◆ REQUIRED TASK ◆
Repeat all of the material exactly as given.

------ DATA FOR THE TASK ------

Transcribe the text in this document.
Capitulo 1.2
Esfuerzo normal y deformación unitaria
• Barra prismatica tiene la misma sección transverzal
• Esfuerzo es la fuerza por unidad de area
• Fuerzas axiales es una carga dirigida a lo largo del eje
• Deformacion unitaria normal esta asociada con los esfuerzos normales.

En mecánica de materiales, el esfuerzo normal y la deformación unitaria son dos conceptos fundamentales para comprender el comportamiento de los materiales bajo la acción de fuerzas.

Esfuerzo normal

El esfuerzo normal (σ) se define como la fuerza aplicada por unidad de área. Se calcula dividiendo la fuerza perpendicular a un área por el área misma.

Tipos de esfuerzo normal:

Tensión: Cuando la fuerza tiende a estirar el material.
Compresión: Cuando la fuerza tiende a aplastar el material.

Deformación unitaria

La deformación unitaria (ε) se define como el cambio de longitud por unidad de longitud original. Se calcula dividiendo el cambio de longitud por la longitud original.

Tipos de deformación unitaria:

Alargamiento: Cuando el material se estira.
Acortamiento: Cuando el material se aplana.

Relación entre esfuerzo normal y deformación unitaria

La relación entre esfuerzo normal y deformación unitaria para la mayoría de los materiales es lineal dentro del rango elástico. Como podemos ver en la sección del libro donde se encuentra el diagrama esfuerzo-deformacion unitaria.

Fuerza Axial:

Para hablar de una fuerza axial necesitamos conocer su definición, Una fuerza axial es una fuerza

------

◆ COMPLETED EXERCISE ◆
Transcribe the text in this document.
Capitulo 1.2
Esfuerzo normal y deformación unitaria
• Barra prismatica tiene la misma sección transverzal
• Esfuerzo es la fuerza por unidad de area
• Fuerzas axiales es una carga dirigida a lo largo del eje
• Deformacion unitaria normal esta asociada con los esfuerzos normales.

En mecánica de materiales, el esfuerzo normal y la deformación unitaria son dos conceptos fundamentales para comprender el comportamiento de los materiales bajo la acción de fuerzas.

Esfuerzo normal

El esfuerzo normal (σ) se define como la fuerza aplicada por unidad de área. Se calcula dividiendo la fuerza perpendicular a un área por el área misma.

Tipos de esfuerzo normal:

Tensión: Cuando la fuerza tiende a estirar el material.
Compresión: Cuando la fuerza tiende a aplastar el material.

Deformación unitaria

La deformación unitaria (ε) se define como el cambio de longitud por unidad de longitud original. Se calcula dividiendo el cambio de longitud por la longitud original.

Tipos de deformación unitaria:

Alargamiento: Cuando el material se estira.
Acortamiento: Cuando el material se aplana.

Relación entre esfuerzo normal y deformación unitaria

La relación entre esfuerzo normal y deformación unitaria para la mayoría de los materiales es lineal dentro del rango elástico. Como podemos ver en la sección del libro donde se encuentra el diagrama esfuerzo-deformacion unitaria.

Fuerza Axial:

Para hablar de una fuerza axial necesitamos conocer su definición, Una fuerza axial es una fuerza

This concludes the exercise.